Work instructions
Give the number of lines holding the string "JSON" and nothing more.

[Entries taken from a collection]
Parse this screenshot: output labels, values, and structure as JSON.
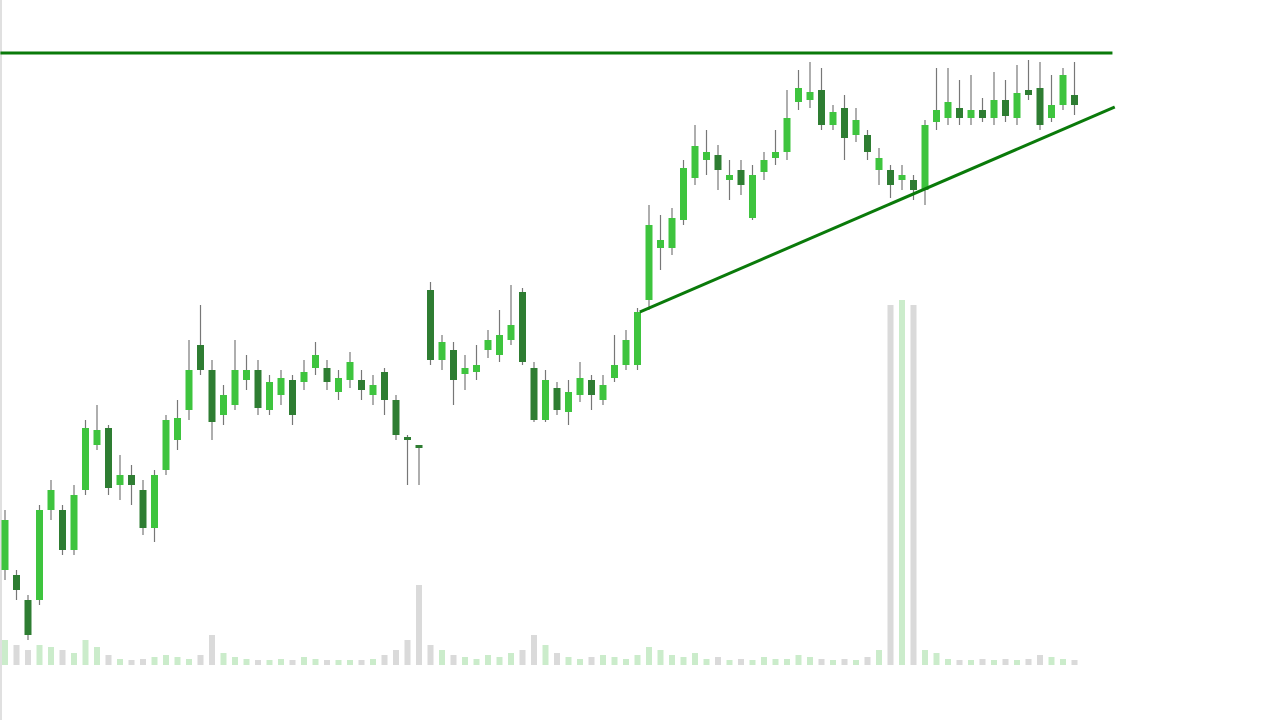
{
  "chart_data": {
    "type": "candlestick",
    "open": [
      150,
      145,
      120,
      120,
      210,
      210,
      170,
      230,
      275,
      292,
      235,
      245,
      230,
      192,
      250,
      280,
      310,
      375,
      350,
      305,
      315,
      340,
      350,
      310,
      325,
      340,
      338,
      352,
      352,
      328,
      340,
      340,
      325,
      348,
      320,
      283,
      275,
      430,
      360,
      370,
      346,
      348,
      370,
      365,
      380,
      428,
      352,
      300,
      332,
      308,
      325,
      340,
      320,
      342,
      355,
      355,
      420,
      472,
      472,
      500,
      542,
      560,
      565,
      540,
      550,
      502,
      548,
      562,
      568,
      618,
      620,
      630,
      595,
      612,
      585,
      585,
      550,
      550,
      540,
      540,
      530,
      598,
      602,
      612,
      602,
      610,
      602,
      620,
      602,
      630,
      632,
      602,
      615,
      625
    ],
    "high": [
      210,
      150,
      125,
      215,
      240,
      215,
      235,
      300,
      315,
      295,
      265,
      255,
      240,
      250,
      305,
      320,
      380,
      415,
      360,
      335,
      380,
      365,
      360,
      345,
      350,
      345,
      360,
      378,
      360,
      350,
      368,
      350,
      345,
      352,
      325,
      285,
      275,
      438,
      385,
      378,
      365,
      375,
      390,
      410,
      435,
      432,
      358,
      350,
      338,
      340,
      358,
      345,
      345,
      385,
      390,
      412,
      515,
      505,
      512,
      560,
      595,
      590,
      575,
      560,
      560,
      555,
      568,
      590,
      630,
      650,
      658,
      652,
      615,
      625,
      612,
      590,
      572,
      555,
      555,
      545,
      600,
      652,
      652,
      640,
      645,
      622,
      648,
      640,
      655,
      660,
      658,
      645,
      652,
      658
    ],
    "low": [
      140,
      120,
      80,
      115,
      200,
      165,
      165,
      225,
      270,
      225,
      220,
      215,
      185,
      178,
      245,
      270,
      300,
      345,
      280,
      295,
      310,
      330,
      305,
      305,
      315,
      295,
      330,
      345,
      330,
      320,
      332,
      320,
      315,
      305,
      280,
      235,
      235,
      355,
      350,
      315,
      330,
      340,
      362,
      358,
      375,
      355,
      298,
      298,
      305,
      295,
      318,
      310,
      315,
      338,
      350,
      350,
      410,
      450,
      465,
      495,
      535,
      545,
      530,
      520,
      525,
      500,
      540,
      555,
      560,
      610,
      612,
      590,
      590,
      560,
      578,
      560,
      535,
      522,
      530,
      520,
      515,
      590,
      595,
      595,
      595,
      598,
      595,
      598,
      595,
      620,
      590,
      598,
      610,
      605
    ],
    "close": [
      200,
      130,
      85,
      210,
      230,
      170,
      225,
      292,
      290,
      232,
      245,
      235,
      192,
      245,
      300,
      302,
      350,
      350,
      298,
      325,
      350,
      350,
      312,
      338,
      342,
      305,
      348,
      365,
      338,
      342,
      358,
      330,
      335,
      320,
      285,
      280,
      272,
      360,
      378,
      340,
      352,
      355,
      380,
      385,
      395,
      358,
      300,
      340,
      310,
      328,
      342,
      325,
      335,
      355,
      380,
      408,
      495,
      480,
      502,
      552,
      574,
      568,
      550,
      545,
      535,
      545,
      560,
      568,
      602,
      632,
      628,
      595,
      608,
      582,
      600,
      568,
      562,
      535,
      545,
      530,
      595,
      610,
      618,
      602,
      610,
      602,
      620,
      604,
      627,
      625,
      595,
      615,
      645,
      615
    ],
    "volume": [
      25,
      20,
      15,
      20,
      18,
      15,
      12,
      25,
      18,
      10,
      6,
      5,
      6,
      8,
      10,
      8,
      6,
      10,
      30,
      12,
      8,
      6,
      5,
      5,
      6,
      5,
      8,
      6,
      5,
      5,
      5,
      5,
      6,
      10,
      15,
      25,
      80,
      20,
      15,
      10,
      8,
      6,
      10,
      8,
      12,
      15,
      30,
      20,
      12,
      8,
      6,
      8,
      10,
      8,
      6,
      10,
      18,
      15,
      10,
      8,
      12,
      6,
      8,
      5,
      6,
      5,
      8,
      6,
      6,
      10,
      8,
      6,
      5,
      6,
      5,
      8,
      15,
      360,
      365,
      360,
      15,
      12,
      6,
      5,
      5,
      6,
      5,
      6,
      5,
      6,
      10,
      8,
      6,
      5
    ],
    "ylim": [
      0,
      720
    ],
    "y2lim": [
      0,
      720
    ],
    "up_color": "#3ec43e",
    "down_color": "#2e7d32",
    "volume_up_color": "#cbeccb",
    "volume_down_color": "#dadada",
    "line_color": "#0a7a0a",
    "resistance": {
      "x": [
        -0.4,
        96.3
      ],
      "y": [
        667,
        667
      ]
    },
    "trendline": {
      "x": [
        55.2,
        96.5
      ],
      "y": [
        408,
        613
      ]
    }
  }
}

--

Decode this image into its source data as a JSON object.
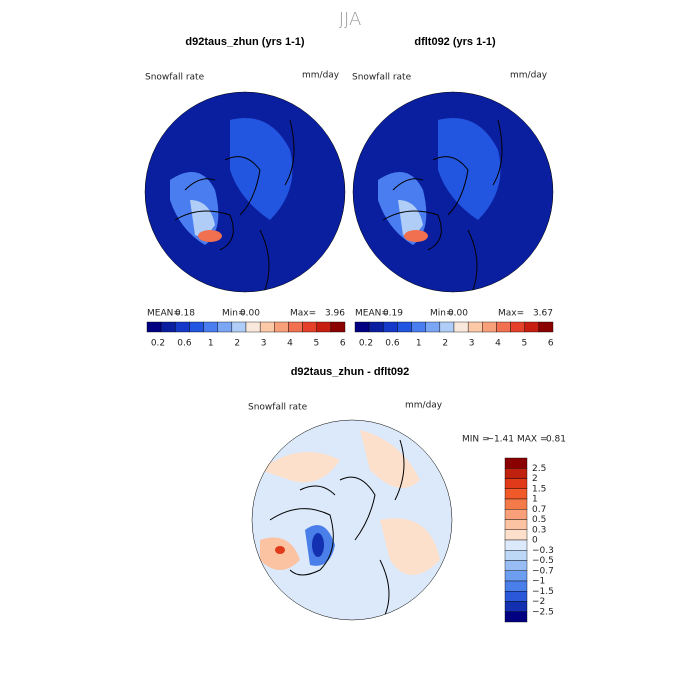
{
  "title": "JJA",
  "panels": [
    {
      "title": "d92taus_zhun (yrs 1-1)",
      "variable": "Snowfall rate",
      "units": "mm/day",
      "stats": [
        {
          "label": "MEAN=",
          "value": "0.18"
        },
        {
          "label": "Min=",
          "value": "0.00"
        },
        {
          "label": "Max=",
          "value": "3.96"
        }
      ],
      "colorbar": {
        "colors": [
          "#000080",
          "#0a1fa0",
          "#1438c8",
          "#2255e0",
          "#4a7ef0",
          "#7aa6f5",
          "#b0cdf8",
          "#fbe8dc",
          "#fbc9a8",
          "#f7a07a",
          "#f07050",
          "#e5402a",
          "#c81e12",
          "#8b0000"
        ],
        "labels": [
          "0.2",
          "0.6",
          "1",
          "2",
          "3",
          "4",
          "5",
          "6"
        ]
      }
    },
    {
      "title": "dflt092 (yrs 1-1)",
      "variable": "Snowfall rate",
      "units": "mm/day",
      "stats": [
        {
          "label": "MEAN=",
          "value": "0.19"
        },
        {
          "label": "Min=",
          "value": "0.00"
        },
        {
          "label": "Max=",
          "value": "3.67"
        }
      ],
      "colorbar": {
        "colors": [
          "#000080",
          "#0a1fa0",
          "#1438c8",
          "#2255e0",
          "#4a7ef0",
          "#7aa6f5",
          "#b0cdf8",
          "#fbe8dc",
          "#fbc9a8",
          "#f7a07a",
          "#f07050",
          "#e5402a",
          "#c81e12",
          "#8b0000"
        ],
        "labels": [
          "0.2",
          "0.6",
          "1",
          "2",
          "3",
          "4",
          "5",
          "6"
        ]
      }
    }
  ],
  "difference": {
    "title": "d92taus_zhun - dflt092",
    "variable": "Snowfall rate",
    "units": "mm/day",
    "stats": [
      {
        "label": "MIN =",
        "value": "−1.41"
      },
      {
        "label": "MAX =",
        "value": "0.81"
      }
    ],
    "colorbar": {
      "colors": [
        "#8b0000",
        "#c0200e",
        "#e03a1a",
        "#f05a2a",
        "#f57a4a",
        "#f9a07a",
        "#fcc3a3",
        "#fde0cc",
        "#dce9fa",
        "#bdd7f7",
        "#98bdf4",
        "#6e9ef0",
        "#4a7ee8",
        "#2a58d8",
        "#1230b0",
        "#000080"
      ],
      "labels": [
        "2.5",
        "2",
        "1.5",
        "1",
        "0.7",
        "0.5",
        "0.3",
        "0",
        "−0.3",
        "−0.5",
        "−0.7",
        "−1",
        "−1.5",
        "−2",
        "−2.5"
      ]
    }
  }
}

Exercise solution
2